=== WHAT YOU WILL DO ===
Write out the whole listing, matching it exactly.

# # # #

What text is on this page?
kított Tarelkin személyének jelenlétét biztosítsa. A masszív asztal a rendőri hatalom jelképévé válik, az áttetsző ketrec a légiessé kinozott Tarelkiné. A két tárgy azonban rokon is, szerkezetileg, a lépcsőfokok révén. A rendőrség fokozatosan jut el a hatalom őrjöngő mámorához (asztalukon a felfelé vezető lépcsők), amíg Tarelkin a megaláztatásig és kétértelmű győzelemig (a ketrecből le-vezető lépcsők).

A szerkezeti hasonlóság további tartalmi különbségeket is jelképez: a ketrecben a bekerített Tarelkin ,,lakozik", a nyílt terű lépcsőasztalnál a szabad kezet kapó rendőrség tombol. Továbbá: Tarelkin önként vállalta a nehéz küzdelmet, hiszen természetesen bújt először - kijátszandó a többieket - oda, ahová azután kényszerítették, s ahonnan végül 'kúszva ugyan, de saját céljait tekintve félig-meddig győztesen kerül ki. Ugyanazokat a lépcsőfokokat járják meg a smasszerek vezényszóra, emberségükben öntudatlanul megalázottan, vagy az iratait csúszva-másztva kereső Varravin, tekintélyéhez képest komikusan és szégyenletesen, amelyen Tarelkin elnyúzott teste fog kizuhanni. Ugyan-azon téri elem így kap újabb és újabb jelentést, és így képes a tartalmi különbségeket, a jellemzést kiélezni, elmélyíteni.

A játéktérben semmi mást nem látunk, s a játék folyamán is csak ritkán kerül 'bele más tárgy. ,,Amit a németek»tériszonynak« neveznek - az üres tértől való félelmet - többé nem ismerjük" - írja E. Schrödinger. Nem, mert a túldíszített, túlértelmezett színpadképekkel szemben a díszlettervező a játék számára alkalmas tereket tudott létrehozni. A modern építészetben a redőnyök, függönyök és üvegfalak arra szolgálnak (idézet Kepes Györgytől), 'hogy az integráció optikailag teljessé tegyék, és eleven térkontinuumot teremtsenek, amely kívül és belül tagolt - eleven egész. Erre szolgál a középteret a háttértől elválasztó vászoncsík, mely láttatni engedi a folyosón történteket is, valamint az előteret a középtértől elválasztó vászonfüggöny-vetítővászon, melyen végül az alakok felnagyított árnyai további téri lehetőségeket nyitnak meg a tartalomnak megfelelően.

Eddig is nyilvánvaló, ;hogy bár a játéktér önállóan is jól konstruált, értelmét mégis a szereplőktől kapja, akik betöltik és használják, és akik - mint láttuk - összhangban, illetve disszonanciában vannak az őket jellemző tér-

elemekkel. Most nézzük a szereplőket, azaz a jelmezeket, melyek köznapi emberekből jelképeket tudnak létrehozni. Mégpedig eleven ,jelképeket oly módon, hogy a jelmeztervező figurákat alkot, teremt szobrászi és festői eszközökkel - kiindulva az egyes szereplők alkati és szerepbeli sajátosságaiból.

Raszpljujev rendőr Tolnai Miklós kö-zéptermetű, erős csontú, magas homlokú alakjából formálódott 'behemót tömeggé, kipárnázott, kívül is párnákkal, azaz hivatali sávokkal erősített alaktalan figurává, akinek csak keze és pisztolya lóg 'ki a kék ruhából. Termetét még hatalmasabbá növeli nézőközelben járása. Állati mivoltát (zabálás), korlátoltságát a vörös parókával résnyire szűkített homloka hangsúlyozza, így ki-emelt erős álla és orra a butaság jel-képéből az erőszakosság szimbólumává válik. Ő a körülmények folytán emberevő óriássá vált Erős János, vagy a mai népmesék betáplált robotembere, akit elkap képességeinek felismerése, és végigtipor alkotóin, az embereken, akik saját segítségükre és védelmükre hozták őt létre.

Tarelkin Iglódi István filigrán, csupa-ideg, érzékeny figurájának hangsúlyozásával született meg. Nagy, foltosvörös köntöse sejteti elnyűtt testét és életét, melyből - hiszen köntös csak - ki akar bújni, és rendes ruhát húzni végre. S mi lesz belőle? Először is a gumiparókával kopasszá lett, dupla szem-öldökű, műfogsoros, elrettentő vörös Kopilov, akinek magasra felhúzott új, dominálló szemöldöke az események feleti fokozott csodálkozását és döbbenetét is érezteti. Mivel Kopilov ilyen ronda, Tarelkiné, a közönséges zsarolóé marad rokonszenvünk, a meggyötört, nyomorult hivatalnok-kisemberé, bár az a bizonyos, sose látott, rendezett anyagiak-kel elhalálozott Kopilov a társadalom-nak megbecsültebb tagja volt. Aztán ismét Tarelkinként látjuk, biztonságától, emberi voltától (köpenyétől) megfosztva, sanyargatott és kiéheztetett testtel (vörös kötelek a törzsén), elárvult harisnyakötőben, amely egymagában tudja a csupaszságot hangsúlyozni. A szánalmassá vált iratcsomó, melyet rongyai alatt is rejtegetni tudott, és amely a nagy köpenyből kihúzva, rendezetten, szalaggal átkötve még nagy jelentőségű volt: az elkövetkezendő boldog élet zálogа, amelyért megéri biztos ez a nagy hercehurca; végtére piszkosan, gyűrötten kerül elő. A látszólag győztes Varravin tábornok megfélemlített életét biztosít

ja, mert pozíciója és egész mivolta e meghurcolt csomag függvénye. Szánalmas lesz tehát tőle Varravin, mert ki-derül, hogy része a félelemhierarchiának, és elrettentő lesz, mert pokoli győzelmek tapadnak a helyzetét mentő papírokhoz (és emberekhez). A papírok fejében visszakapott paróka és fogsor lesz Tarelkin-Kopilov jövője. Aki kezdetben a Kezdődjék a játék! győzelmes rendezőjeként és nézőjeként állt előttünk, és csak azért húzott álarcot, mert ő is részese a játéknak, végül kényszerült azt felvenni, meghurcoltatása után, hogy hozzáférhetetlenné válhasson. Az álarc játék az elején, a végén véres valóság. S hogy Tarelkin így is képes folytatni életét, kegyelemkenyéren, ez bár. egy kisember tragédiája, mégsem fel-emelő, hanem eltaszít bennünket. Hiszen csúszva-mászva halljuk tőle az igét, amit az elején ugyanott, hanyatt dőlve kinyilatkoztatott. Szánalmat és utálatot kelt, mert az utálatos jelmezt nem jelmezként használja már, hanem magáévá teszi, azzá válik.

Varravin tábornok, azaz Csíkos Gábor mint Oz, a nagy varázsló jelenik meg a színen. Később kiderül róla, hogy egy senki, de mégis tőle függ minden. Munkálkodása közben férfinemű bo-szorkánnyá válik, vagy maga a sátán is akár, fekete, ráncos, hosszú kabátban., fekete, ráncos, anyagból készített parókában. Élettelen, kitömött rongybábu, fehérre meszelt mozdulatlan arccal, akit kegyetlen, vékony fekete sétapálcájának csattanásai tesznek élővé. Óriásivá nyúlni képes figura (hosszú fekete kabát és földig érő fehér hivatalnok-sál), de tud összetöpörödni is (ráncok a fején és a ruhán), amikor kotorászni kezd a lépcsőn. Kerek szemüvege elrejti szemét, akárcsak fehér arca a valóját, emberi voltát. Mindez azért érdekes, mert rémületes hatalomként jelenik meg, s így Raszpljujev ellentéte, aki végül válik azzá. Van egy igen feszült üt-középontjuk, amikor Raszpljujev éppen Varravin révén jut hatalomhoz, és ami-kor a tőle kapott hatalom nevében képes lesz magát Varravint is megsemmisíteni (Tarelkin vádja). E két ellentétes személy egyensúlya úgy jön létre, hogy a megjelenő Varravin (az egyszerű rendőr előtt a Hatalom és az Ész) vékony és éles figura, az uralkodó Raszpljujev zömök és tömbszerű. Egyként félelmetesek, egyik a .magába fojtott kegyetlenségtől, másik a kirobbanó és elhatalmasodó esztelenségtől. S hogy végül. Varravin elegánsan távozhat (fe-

# # # #

=== WRITTEN ANSWER ===
What text is on this page?
kított Tarelkin személyének jelenlétét biztosítsa. A masszív asztal a rendőri hatalom jelképévé válik, az áttetsző ketrec a légiessé kinozott Tarelkiné. A két tárgy azonban rokon is, szerkezetileg, a lépcsőfokok révén. A rendőrség fokozatosan jut el a hatalom őrjöngő mámorához (asztalukon a felfelé vezető lépcsők), amíg Tarelkin a megaláztatásig és kétértelmű győzelemig (a ketrecből le-vezető lépcsők).

A szerkezeti hasonlóság további tartalmi különbségeket is jelképez: a ketrecben a bekerített Tarelkin ,,lakozik", a nyílt terű lépcsőasztalnál a szabad kezet kapó rendőrség tombol. Továbbá: Tarelkin önként vállalta a nehéz küzdelmet, hiszen természetesen bújt először - kijátszandó a többieket - oda, ahová azután kényszerítették, s ahonnan végül 'kúszva ugyan, de saját céljait tekintve félig-meddig győztesen kerül ki. Ugyanazokat a lépcsőfokokat járják meg a smasszerek vezényszóra, emberségükben öntudatlanul megalázottan, vagy az iratait csúszva-másztva kereső Varravin, tekintélyéhez képest komikusan és szégyenletesen, amelyen Tarelkin elnyúzott teste fog kizuhanni. Ugyan-azon téri elem így kap újabb és újabb jelentést, és így képes a tartalmi különbségeket, a jellemzést kiélezni, elmélyíteni.

A játéktérben semmi mást nem látunk, s a játék folyamán is csak ritkán kerül 'bele más tárgy. ,,Amit a németek»tériszonynak« neveznek - az üres tértől való félelmet - többé nem ismerjük" - írja E. Schrödinger. Nem, mert a túldíszített, túlértelmezett színpadképekkel szemben a díszlettervező a játék számára alkalmas tereket tudott létrehozni. A modern építészetben a redőnyök, függönyök és üvegfalak arra szolgálnak (idézet Kepes Györgytől), 'hogy az integráció optikailag teljessé tegyék, és eleven térkontinuumot teremtsenek, amely kívül és belül tagolt - eleven egész. Erre szolgál a középteret a háttértől elválasztó vászoncsík, mely láttatni engedi a folyosón történteket is, valamint az előteret a középtértől elválasztó vászonfüggöny-vetítővászon, melyen végül az alakok felnagyított árnyai további téri lehetőségeket nyitnak meg a tartalomnak megfelelően.

Eddig is nyilvánvaló, ;hogy bár a játéktér önállóan is jól konstruált, értelmét mégis a szereplőktől kapja, akik betöltik és használják, és akik - mint láttuk - összhangban, illetve disszonanciában vannak az őket jellemző tér-

elemekkel. Most nézzük a szereplőket, azaz a jelmezeket, melyek köznapi emberekből jelképeket tudnak létrehozni. Mégpedig eleven ,jelképeket oly módon, hogy a jelmeztervező figurákat alkot, teremt szobrászi és festői eszközökkel - kiindulva az egyes szereplők alkati és szerepbeli sajátosságaiból.

Raszpljujev rendőr Tolnai Miklós kö-zéptermetű, erős csontú, magas homlokú alakjából formálódott 'behemót tömeggé, kipárnázott, kívül is párnákkal, azaz hivatali sávokkal erősített alaktalan figurává, akinek csak keze és pisztolya lóg 'ki a kék ruhából. Termetét még hatalmasabbá növeli nézőközelben járása. Állati mivoltát (zabálás), korlátoltságát a vörös parókával résnyire szűkített homloka hangsúlyozza, így ki-emelt erős álla és orra a butaság jel-képéből az erőszakosság szimbólumává válik. Ő a körülmények folytán emberevő óriássá vált Erős János, vagy a mai népmesék betáplált robotembere, akit elkap képességeinek felismerése, és végigtipor alkotóin, az embereken, akik saját segítségükre és védelmükre hozták őt létre.

Tarelkin Iglódi István filigrán, csupa-ideg, érzékeny figurájának hangsúlyozásával született meg. Nagy, foltosvörös köntöse sejteti elnyűtt testét és életét, melyből - hiszen köntös csak - ki akar bújni, és rendes ruhát húzni végre. S mi lesz belőle? Először is a gumiparókával kopasszá lett, dupla szem-öldökű, műfogsoros, elrettentő vörös Kopilov, akinek magasra felhúzott új, dominálló szemöldöke az események feleti fokozott csodálkozását és döbbenetét is érezteti. Mivel Kopilov ilyen ronda, Tarelkiné, a közönséges zsarolóé marad rokonszenvünk, a meggyötört, nyomorult hivatalnok-kisemberé, bár az a bizonyos, sose látott, rendezett anyagiak-kel elhalálozott Kopilov a társadalom-nak megbecsültebb tagja volt. Aztán ismét Tarelkinként látjuk, biztonságától, emberi voltától (köpenyétől) megfosztva, sanyargatott és kiéheztetett testtel (vörös kötelek a törzsén), elárvult harisnyakötőben, amely egymagában tudja a csupaszságot hangsúlyozni. A szánalmassá vált iratcsomó, melyet rongyai alatt is rejtegetni tudott, és amely a nagy köpenyből kihúzva, rendezetten, szalaggal átkötve még nagy jelentőségű volt: az elkövetkezendő boldog élet zálogа, amelyért megéri biztos ez a nagy hercehurca; végtére piszkosan, gyűrötten kerül elő. A látszólag győztes Varravin tábornok megfélemlített életét biztosít

ja, mert pozíciója és egész mivolta e meghurcolt csomag függvénye. Szánalmas lesz tehát tőle Varravin, mert ki-derül, hogy része a félelemhierarchiának, és elrettentő lesz, mert pokoli győzelmek tapadnak a helyzetét mentő papírokhoz (és emberekhez). A papírok fejében visszakapott paróka és fogsor lesz Tarelkin-Kopilov jövője. Aki kezdetben a Kezdődjék a játék! győzelmes rendezőjeként és nézőjeként állt előttünk, és csak azért húzott álarcot, mert ő is részese a játéknak, végül kényszerült azt felvenni, meghurcoltatása után, hogy hozzáférhetetlenné válhasson. Az álarc játék az elején, a végén véres valóság. S hogy Tarelkin így is képes folytatni életét, kegyelemkenyéren, ez bár. egy kisember tragédiája, mégsem fel-emelő, hanem eltaszít bennünket. Hiszen csúszva-mászva halljuk tőle az igét, amit az elején ugyanott, hanyatt dőlve kinyilatkoztatott. Szánalmat és utálatot kelt, mert az utálatos jelmezt nem jelmezként használja már, hanem magáévá teszi, azzá válik.

Varravin tábornok, azaz Csíkos Gábor mint Oz, a nagy varázsló jelenik meg a színen. Később kiderül róla, hogy egy senki, de mégis tőle függ minden. Munkálkodása közben férfinemű bo-szorkánnyá válik, vagy maga a sátán is akár, fekete, ráncos, hosszú kabátban., fekete, ráncos, anyagból készített parókában. Élettelen, kitömött rongybábu, fehérre meszelt mozdulatlan arccal, akit kegyetlen, vékony fekete sétapálcájának csattanásai tesznek élővé. Óriásivá nyúlni képes figura (hosszú fekete kabát és földig érő fehér hivatalnok-sál), de tud összetöpörödni is (ráncok a fején és a ruhán), amikor kotorászni kezd a lépcsőn. Kerek szemüvege elrejti szemét, akárcsak fehér arca a valóját, emberi voltát. Mindez azért érdekes, mert rémületes hatalomként jelenik meg, s így Raszpljujev ellentéte, aki végül válik azzá. Van egy igen feszült üt-középontjuk, amikor Raszpljujev éppen Varravin révén jut hatalomhoz, és ami-kor a tőle kapott hatalom nevében képes lesz magát Varravint is megsemmisíteni (Tarelkin vádja). E két ellentétes személy egyensúlya úgy jön létre, hogy a megjelenő Varravin (az egyszerű rendőr előtt a Hatalom és az Ész) vékony és éles figura, az uralkodó Raszpljujev zömök és tömbszerű. Egyként félelmetesek, egyik a .magába fojtott kegyetlenségtől, másik a kirobbanó és elhatalmasodó esztelenségtől. S hogy végül. Varravin elegánsan távozhat (fe-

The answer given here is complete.